▸ **Description of the task**:
Leave out any picture and return the remaining listing below exactly as given.

▸ **Given entries**:
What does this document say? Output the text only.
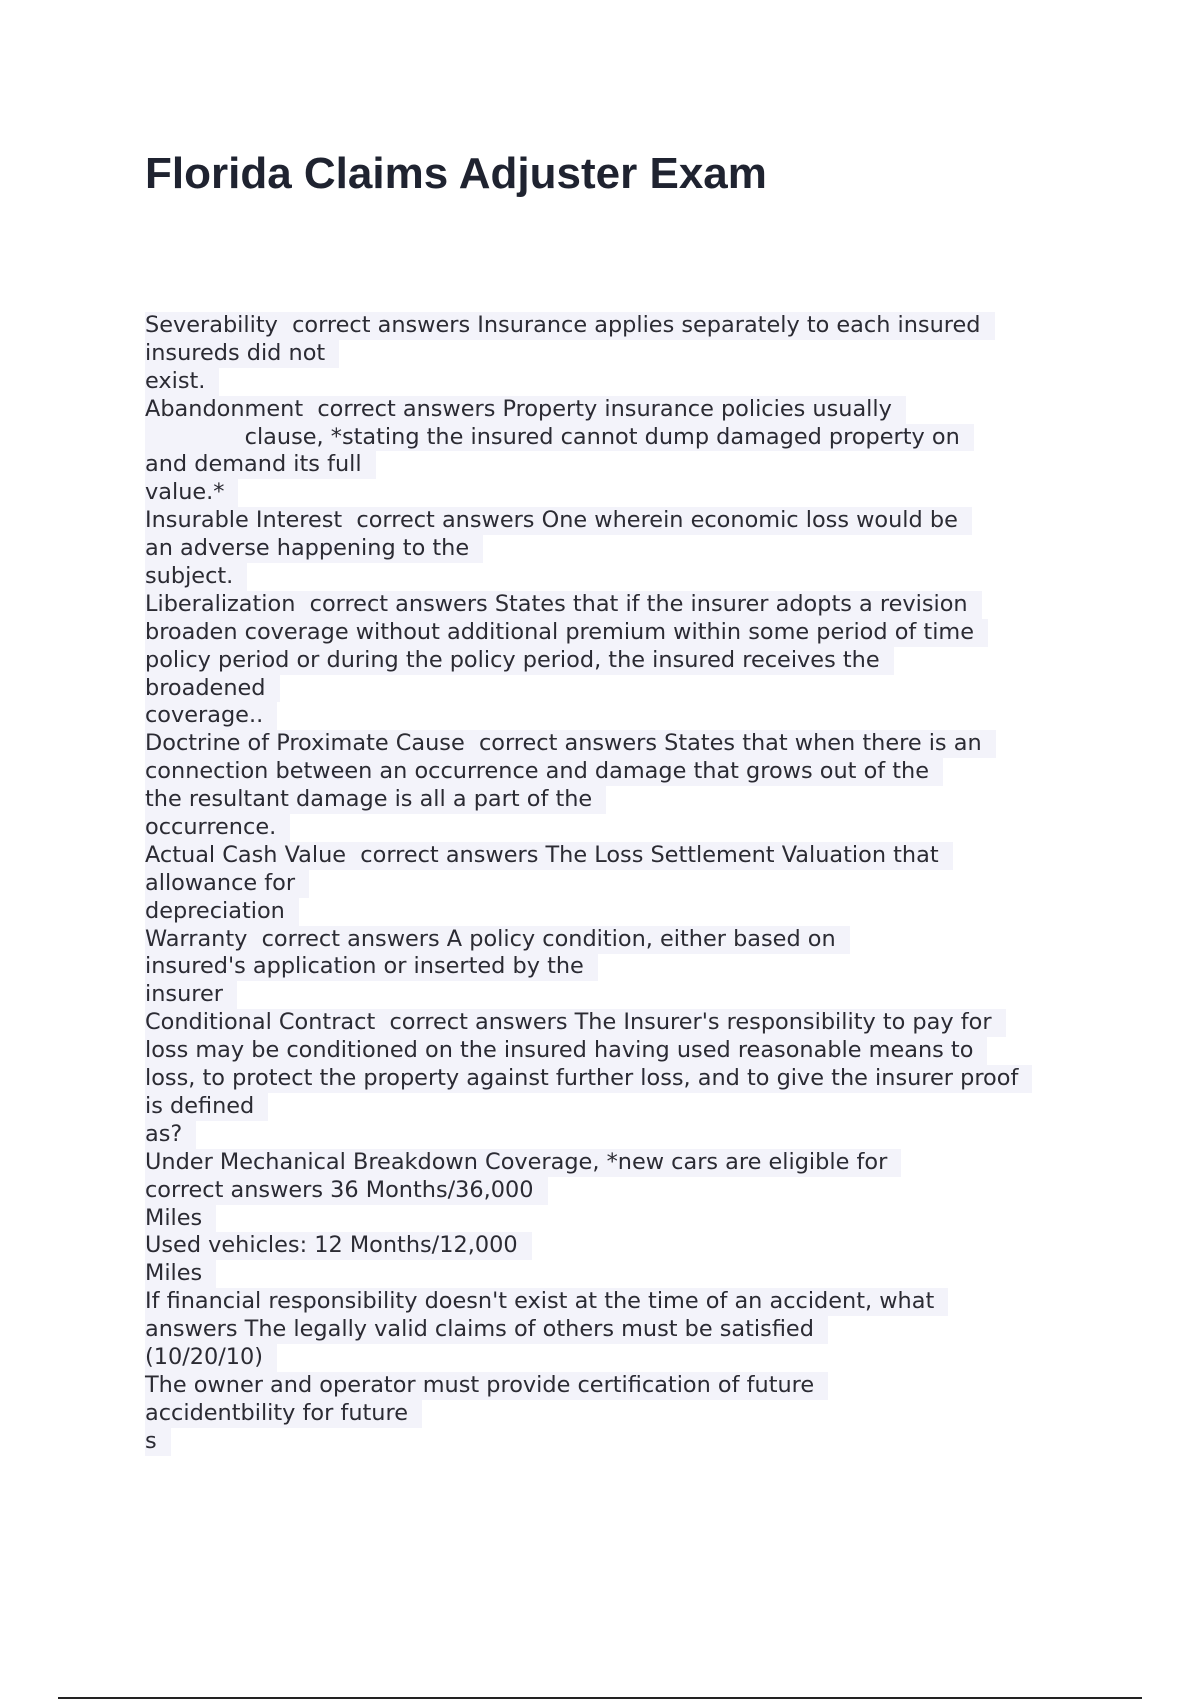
Florida Claims Adjuster Exam
Severability  correct answers Insurance applies separately to each insured
insureds did not
exist.
Abandonment  correct answers Property insurance policies usually
clause, *stating the insured cannot dump damaged property on
and demand its full
value.*
Insurable Interest  correct answers One wherein economic loss would be
an adverse happening to the
subject.
Liberalization  correct answers States that if the insurer adopts a revision
broaden coverage without additional premium within some period of time
policy period or during the policy period, the insured receives the
broadened
coverage..
Doctrine of Proximate Cause  correct answers States that when there is an
connection between an occurrence and damage that grows out of the
the resultant damage is all a part of the
occurrence.
Actual Cash Value  correct answers The Loss Settlement Valuation that
allowance for
depreciation
Warranty  correct answers A policy condition, either based on
insured's application or inserted by the
insurer
Conditional Contract  correct answers The Insurer's responsibility to pay for
loss may be conditioned on the insured having used reasonable means to
loss, to protect the property against further loss, and to give the insurer proof
is defined
as?
Under Mechanical Breakdown Coverage, *new cars are eligible for
correct answers 36 Months/36,000
Miles
Used vehicles: 12 Months/12,000
Miles
If financial responsibility doesn't exist at the time of an accident, what
answers The legally valid claims of others must be satisfied
(10/20/10)
The owner and operator must provide certification of future
accidentbility for future
s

▸ **Completed exercise**:
What does this document say? Output the text only.
Florida Claims Adjuster Exam
Severability  correct answers Insurance applies separately to each insured
insureds did not
exist.
Abandonment  correct answers Property insurance policies usually
clause, *stating the insured cannot dump damaged property on
and demand its full
value.*
Insurable Interest  correct answers One wherein economic loss would be
an adverse happening to the
subject.
Liberalization  correct answers States that if the insurer adopts a revision
broaden coverage without additional premium within some period of time
policy period or during the policy period, the insured receives the
broadened
coverage..
Doctrine of Proximate Cause  correct answers States that when there is an
connection between an occurrence and damage that grows out of the
the resultant damage is all a part of the
occurrence.
Actual Cash Value  correct answers The Loss Settlement Valuation that
allowance for
depreciation
Warranty  correct answers A policy condition, either based on
insured's application or inserted by the
insurer
Conditional Contract  correct answers The Insurer's responsibility to pay for
loss may be conditioned on the insured having used reasonable means to
loss, to protect the property against further loss, and to give the insurer proof
is defined
as?
Under Mechanical Breakdown Coverage, *new cars are eligible for
correct answers 36 Months/36,000
Miles
Used vehicles: 12 Months/12,000
Miles
If financial responsibility doesn't exist at the time of an accident, what
answers The legally valid claims of others must be satisfied
(10/20/10)
The owner and operator must provide certification of future
accidentbility for future
s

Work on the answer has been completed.